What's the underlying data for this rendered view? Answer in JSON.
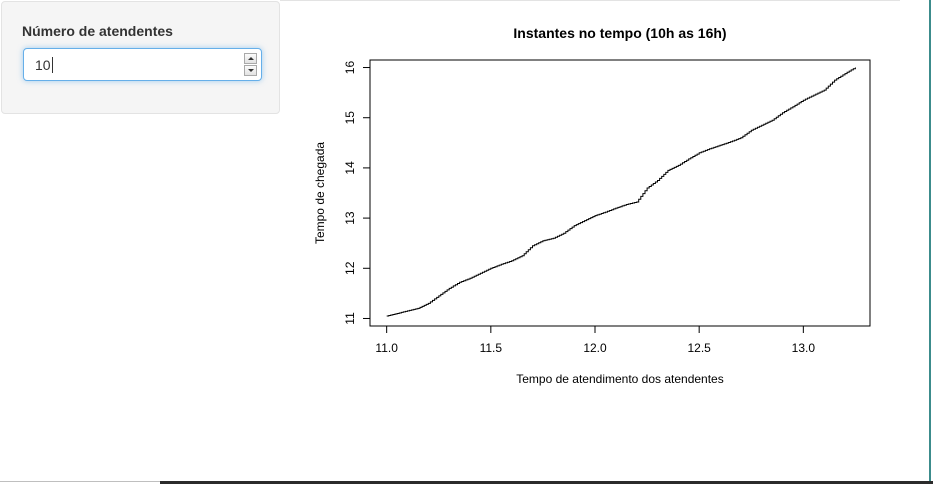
{
  "sidebar": {
    "input_label": "Número de atendentes",
    "input_value": "10"
  },
  "chart_data": {
    "type": "line",
    "title": "Instantes no tempo (10h as 16h)",
    "xlabel": "Tempo de atendimento dos atendentes",
    "ylabel": "Tempo de chegada",
    "xlim": [
      10.92,
      13.32
    ],
    "ylim": [
      10.85,
      16.15
    ],
    "xticks": [
      11.0,
      11.5,
      12.0,
      12.5,
      13.0
    ],
    "xtick_labels": [
      "11.0",
      "11.5",
      "12.0",
      "12.5",
      "13.0"
    ],
    "yticks": [
      11,
      12,
      13,
      14,
      15,
      16
    ],
    "ytick_labels": [
      "11",
      "12",
      "13",
      "14",
      "15",
      "16"
    ],
    "grid": false,
    "series": [
      {
        "x": [
          11.0,
          11.05,
          11.1,
          11.15,
          11.2,
          11.25,
          11.3,
          11.35,
          11.4,
          11.45,
          11.5,
          11.55,
          11.6,
          11.65,
          11.7,
          11.75,
          11.8,
          11.85,
          11.9,
          11.95,
          12.0,
          12.05,
          12.1,
          12.15,
          12.2,
          12.25,
          12.3,
          12.35,
          12.4,
          12.45,
          12.5,
          12.55,
          12.6,
          12.65,
          12.7,
          12.75,
          12.8,
          12.85,
          12.9,
          12.95,
          13.0,
          13.05,
          13.1,
          13.15,
          13.2,
          13.25
        ],
        "y": [
          11.05,
          11.1,
          11.15,
          11.2,
          11.3,
          11.45,
          11.6,
          11.72,
          11.8,
          11.9,
          12.0,
          12.08,
          12.15,
          12.25,
          12.45,
          12.55,
          12.6,
          12.7,
          12.85,
          12.95,
          13.05,
          13.12,
          13.2,
          13.27,
          13.32,
          13.6,
          13.75,
          13.95,
          14.05,
          14.18,
          14.3,
          14.38,
          14.45,
          14.52,
          14.6,
          14.75,
          14.85,
          14.95,
          15.1,
          15.22,
          15.35,
          15.45,
          15.55,
          15.75,
          15.88,
          16.0
        ]
      }
    ]
  }
}
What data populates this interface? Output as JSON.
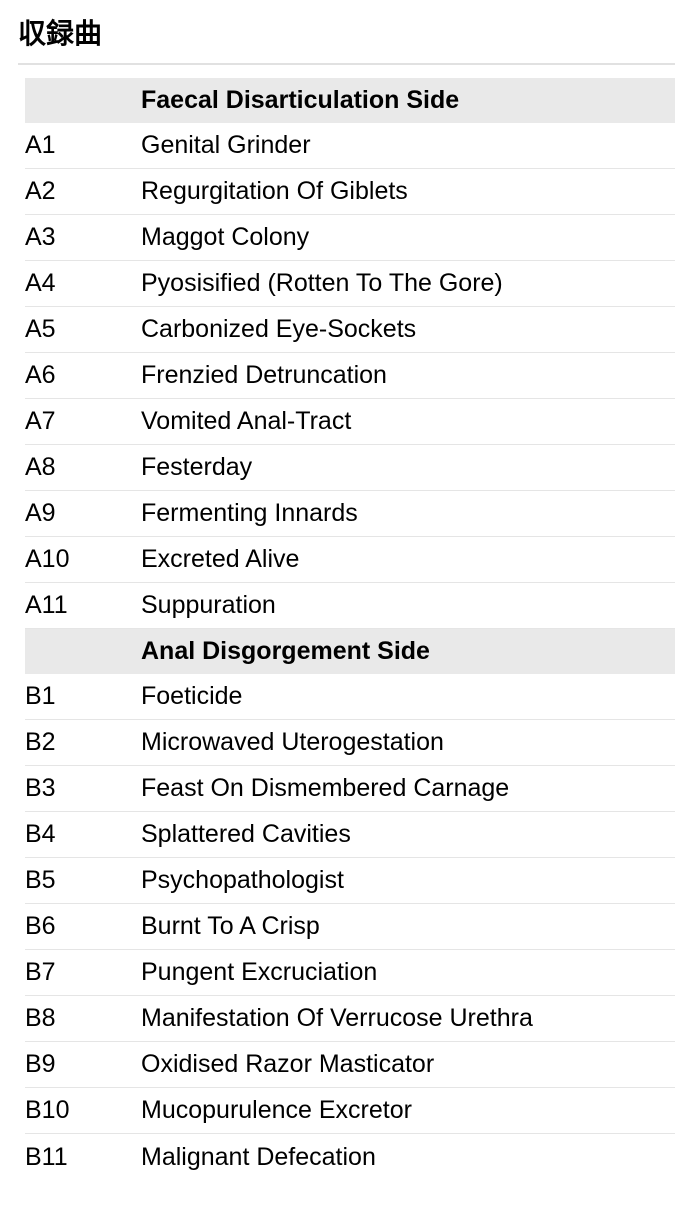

======

Given instruction - Leave out the pictures and copy the rest of the material above exactly.

Reply to the exercise -
What's the underlying data for this rendered view? Answer in JSON.
{
  "sidebar": {
    "input_label": "Número de atendentes",
    "input_value": "10"
  },
  "chart_data": {
    "type": "line",
    "title": "Instantes no tempo (10h as 16h)",
    "xlabel": "Tempo de atendimento dos atendentes",
    "ylabel": "Tempo de chegada",
    "xlim": [
      10.92,
      13.32
    ],
    "ylim": [
      10.85,
      16.15
    ],
    "xticks": [
      11.0,
      11.5,
      12.0,
      12.5,
      13.0
    ],
    "xtick_labels": [
      "11.0",
      "11.5",
      "12.0",
      "12.5",
      "13.0"
    ],
    "yticks": [
      11,
      12,
      13,
      14,
      15,
      16
    ],
    "ytick_labels": [
      "11",
      "12",
      "13",
      "14",
      "15",
      "16"
    ],
    "grid": false,
    "series": [
      {
        "x": [
          11.0,
          11.05,
          11.1,
          11.15,
          11.2,
          11.25,
          11.3,
          11.35,
          11.4,
          11.45,
          11.5,
          11.55,
          11.6,
          11.65,
          11.7,
          11.75,
          11.8,
          11.85,
          11.9,
          11.95,
          12.0,
          12.05,
          12.1,
          12.15,
          12.2,
          12.25,
          12.3,
          12.35,
          12.4,
          12.45,
          12.5,
          12.55,
          12.6,
          12.65,
          12.7,
          12.75,
          12.8,
          12.85,
          12.9,
          12.95,
          13.0,
          13.05,
          13.1,
          13.15,
          13.2,
          13.25
        ],
        "y": [
          11.05,
          11.1,
          11.15,
          11.2,
          11.3,
          11.45,
          11.6,
          11.72,
          11.8,
          11.9,
          12.0,
          12.08,
          12.15,
          12.25,
          12.45,
          12.55,
          12.6,
          12.7,
          12.85,
          12.95,
          13.05,
          13.12,
          13.2,
          13.27,
          13.32,
          13.6,
          13.75,
          13.95,
          14.05,
          14.18,
          14.3,
          14.38,
          14.45,
          14.52,
          14.6,
          14.75,
          14.85,
          14.95,
          15.1,
          15.22,
          15.35,
          15.45,
          15.55,
          15.75,
          15.88,
          16.0
        ]
      }
    ]
  }
}
What data populates this interface? Output as JSON.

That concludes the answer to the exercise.